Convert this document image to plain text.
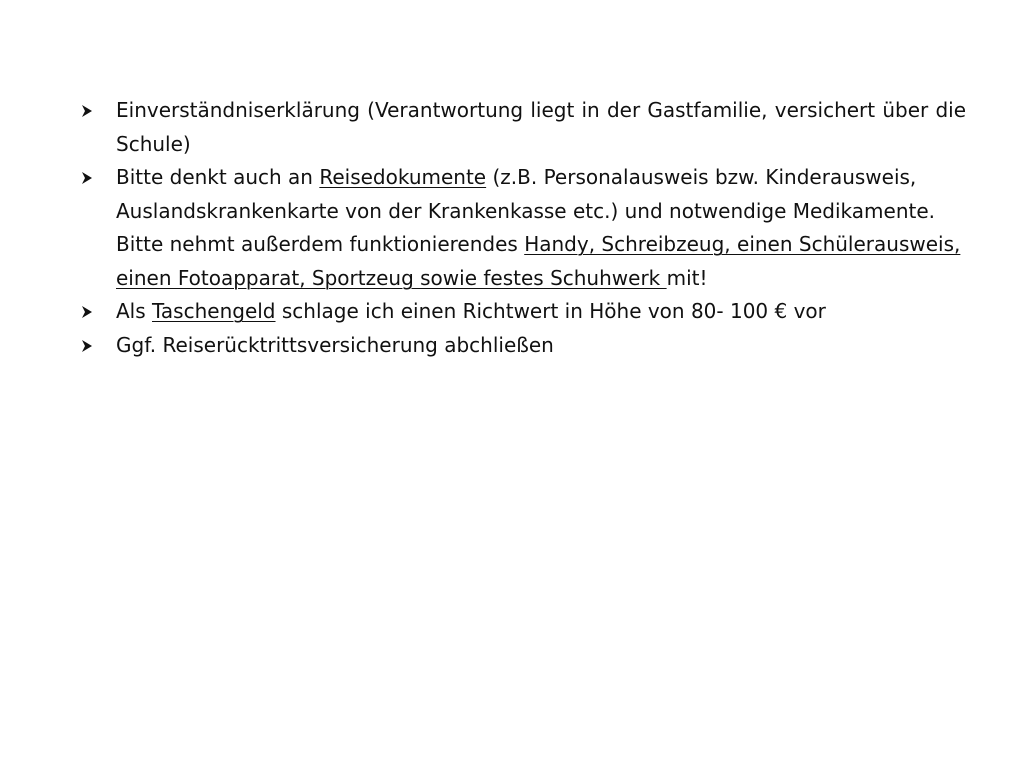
Einverständniserklärung (Verantwortung liegt in der Gastfamilie, versichert über die Schule)
Bitte denkt auch an Reisedokumente (z.B. Personalausweis bzw. Kinderausweis, Auslandskrankenkarte von der Krankenkasse etc.) und notwendige Medikamente. Bitte nehmt außerdem funktionierendes Handy, Schreibzeug, einen Schülerausweis, einen Fotoapparat, Sportzeug sowie festes Schuhwerk mit!
Als Taschengeld schlage ich einen Richtwert in Höhe von 80- 100 € vor
Ggf. Reiserücktrittsversicherung abchließen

- - -

▸ **Short problem**
Skip the pictures and print each record exactly as it stands.

▸ **Reply to the exercise**
Convert this document image to plain text.
Einverständniserklärung (Verantwortung liegt in der Gastfamilie, versichert über die Schule)
Bitte denkt auch an Reisedokumente (z.B. Personalausweis bzw. Kinderausweis, Auslandskrankenkarte von der Krankenkasse etc.) und notwendige Medikamente. Bitte nehmt außerdem funktionierendes Handy, Schreibzeug, einen Schülerausweis, einen Fotoapparat, Sportzeug sowie festes Schuhwerk mit!
Als Taschengeld schlage ich einen Richtwert in Höhe von 80- 100 € vor
Ggf. Reiserücktrittsversicherung abchließen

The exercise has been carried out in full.